AIM OF THE EXERCISE: Show every line in the entries below where the word "name" appears.

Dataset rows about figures
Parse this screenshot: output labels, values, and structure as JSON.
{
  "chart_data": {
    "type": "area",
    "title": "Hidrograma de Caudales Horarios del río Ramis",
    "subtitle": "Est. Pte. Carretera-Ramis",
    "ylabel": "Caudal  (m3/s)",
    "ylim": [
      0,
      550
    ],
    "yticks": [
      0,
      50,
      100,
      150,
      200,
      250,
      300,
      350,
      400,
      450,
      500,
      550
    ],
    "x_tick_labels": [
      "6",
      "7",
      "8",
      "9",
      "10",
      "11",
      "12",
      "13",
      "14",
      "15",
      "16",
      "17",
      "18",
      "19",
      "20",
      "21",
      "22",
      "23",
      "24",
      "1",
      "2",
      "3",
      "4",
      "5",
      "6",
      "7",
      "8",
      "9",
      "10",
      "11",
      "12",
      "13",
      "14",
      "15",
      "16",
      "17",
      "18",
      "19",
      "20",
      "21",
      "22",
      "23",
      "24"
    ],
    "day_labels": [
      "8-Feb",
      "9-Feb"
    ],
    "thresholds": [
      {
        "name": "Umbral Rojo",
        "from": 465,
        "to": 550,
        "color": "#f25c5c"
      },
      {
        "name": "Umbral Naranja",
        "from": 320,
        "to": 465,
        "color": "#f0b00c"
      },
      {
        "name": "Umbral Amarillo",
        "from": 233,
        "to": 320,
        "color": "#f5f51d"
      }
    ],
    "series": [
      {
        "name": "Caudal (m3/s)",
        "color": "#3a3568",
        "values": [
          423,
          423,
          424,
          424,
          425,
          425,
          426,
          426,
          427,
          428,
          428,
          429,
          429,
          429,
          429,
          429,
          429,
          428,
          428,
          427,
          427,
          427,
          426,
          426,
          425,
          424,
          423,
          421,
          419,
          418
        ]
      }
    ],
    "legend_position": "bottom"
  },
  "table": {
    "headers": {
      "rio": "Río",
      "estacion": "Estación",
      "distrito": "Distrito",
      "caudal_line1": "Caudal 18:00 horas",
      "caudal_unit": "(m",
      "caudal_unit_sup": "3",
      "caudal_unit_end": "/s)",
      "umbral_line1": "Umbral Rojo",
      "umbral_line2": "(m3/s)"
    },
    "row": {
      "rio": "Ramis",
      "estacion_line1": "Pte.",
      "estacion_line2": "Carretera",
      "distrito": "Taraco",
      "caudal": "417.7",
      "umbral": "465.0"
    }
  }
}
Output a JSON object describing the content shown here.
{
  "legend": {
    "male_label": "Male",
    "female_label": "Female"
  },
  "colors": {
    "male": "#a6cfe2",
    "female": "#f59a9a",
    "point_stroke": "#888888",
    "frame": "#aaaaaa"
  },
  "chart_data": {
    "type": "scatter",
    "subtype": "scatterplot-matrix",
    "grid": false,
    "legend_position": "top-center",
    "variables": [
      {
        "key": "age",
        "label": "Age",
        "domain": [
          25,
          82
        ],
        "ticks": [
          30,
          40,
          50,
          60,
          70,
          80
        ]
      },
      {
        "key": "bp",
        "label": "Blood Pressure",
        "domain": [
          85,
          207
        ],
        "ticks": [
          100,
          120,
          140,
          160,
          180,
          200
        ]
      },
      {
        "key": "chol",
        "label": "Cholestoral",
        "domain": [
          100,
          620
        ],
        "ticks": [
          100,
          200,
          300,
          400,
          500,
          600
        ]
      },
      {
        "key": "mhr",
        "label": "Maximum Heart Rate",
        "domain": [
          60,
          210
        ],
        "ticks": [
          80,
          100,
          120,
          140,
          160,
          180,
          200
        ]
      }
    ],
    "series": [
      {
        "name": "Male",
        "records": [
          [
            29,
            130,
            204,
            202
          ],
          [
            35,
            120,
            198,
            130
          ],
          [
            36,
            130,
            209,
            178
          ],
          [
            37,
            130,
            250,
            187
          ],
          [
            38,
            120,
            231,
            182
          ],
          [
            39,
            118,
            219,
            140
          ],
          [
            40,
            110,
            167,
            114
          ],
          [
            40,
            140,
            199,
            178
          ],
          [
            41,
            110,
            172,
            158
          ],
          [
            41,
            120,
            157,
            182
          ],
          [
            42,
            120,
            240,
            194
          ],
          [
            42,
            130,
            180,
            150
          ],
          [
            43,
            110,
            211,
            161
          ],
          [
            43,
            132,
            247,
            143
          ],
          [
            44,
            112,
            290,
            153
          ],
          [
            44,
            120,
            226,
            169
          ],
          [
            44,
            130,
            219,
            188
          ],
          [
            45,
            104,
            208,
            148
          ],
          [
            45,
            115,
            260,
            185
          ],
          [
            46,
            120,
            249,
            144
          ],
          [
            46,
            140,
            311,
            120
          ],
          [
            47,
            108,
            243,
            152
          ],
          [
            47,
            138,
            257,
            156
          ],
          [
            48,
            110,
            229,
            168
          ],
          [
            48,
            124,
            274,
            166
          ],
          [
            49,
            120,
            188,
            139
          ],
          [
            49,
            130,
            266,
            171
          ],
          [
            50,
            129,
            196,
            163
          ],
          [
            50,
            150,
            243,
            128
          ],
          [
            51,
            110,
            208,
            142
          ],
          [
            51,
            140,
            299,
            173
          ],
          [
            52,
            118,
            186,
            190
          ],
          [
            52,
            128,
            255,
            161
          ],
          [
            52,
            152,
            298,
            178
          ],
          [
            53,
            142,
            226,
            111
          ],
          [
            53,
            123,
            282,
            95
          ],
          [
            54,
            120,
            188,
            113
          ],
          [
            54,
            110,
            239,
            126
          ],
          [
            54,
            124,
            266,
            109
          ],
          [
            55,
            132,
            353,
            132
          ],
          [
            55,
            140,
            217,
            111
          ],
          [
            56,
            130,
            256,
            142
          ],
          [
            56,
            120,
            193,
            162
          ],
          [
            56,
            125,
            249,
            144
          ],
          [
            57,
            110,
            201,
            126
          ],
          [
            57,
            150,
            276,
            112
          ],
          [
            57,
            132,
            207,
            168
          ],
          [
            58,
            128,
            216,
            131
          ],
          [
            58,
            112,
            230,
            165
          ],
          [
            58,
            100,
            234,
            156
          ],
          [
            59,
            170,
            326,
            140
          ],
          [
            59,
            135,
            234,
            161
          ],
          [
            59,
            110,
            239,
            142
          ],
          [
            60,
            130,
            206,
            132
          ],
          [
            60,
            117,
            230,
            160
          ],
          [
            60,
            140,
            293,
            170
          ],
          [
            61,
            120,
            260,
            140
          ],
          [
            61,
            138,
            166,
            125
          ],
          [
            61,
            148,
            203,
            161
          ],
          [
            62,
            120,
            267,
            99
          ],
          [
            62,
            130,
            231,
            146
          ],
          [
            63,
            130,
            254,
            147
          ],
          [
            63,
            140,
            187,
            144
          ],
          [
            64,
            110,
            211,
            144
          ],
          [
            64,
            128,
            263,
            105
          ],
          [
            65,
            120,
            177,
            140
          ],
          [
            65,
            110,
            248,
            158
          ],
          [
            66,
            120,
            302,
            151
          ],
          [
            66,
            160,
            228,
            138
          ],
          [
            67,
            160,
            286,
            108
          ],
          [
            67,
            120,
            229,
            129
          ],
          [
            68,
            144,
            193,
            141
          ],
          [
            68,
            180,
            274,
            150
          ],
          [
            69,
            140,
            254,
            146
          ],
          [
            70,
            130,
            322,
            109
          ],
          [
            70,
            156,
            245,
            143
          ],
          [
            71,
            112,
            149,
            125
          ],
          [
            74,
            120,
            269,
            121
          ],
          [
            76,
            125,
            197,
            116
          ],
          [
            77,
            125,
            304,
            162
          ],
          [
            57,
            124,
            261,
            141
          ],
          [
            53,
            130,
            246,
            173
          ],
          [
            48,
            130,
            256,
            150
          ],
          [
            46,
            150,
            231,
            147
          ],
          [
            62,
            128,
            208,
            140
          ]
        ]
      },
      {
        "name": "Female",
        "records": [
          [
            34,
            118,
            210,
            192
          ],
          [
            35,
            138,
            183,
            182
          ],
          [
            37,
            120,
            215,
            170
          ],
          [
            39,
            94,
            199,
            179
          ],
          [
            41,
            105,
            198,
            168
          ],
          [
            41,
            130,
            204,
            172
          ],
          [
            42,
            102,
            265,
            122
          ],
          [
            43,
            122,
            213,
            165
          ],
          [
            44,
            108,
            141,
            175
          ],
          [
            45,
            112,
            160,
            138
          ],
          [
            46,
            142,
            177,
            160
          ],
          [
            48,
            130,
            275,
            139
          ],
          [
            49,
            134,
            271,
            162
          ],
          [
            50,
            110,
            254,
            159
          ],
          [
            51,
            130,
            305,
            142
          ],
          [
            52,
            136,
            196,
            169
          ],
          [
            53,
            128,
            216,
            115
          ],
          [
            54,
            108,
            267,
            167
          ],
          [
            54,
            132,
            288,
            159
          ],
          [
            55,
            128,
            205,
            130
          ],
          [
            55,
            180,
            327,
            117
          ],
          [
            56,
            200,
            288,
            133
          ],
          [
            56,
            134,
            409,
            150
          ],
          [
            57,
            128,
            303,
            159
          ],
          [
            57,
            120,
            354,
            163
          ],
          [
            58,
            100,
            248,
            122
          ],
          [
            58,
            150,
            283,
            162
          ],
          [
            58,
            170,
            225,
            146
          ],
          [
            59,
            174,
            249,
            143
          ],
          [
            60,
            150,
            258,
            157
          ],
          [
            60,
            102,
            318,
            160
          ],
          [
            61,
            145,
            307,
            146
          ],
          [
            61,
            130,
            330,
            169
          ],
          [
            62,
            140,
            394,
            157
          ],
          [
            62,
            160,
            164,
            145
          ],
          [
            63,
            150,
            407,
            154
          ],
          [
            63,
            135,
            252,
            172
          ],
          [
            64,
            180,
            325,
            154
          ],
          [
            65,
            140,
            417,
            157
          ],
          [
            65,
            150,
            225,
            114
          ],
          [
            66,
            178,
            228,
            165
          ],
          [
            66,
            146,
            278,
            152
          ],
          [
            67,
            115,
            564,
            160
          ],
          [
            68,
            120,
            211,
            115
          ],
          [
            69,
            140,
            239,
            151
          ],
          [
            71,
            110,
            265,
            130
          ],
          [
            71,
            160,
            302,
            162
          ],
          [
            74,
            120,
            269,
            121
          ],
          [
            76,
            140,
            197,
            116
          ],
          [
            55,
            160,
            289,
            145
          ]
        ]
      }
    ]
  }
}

SOLVED PROBLEM:
        "name": "Umbral Rojo",
        "name": "Umbral Naranja",
        "name": "Umbral Amarillo",
        "name": "Caudal (m3/s)",
        "name": "Male",
        "name": "Female",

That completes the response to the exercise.